Go through the data and report each line that holds the string "name".

(Dataset listings of figures)
-------------------------
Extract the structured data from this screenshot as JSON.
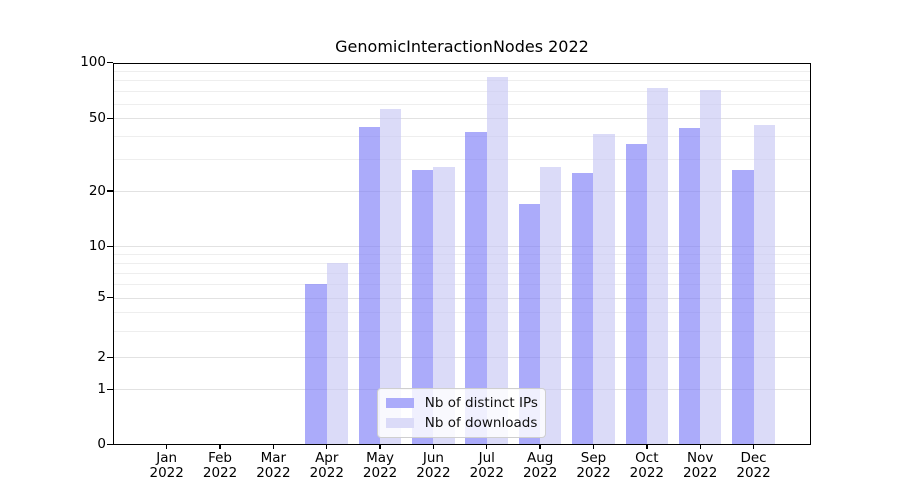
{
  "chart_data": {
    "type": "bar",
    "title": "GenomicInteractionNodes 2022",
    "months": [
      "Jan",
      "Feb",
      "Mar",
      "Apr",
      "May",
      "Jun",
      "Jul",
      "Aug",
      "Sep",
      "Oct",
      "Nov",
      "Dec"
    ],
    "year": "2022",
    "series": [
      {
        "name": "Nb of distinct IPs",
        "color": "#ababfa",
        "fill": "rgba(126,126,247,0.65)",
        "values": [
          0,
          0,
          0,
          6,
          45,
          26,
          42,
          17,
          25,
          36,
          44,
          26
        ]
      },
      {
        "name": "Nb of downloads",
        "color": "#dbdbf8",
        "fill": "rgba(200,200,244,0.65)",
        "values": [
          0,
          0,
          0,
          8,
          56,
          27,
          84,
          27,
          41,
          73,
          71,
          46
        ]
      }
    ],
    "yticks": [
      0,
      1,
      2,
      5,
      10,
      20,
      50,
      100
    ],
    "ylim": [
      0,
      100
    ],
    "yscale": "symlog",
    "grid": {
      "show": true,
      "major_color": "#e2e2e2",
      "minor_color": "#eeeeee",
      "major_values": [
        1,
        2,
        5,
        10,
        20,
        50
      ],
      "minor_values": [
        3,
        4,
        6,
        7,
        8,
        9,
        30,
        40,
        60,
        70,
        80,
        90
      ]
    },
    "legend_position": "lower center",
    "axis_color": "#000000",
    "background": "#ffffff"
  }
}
-------------------------
» **SOLUTION TO THIS PROBLEM**:
        "name": "Nb of distinct IPs",
        "name": "Nb of downloads",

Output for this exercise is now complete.